**Excerpted records:**

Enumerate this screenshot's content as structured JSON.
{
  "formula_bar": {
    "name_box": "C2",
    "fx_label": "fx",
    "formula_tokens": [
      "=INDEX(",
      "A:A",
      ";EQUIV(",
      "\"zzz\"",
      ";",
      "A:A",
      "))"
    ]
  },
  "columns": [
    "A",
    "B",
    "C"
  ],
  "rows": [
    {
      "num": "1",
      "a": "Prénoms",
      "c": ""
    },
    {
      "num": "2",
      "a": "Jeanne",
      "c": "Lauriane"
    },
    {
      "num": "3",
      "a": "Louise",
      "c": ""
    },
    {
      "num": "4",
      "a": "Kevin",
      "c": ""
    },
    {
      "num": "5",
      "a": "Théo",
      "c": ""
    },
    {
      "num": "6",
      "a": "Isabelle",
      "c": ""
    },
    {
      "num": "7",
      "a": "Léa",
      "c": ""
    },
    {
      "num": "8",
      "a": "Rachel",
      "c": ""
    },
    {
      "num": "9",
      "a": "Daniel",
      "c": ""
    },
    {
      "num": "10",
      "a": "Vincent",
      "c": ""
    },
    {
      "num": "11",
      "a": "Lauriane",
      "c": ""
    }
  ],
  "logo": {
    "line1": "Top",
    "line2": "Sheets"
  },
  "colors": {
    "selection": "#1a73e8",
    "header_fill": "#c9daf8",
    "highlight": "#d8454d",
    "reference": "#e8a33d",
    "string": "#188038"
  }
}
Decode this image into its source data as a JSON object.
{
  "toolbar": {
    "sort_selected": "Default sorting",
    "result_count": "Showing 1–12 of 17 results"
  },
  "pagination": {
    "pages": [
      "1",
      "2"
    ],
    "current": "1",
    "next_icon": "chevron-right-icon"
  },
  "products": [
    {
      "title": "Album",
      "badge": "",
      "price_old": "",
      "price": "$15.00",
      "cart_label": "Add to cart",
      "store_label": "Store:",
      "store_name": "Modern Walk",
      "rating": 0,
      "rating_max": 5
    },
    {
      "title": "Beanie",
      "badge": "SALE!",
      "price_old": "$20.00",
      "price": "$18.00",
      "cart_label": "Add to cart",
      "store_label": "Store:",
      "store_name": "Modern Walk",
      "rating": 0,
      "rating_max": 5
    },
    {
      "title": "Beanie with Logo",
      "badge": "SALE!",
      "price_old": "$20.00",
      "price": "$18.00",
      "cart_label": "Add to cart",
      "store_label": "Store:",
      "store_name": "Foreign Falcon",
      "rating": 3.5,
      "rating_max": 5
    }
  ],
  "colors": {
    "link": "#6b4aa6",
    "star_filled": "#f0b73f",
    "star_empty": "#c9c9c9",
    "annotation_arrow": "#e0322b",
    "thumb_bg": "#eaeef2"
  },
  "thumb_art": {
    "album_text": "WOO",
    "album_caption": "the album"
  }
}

**Instructions to follow:**
Going through the entries above, report how many lines include the string "Beanie". The number alone is the answer.

**Output for this task:**
2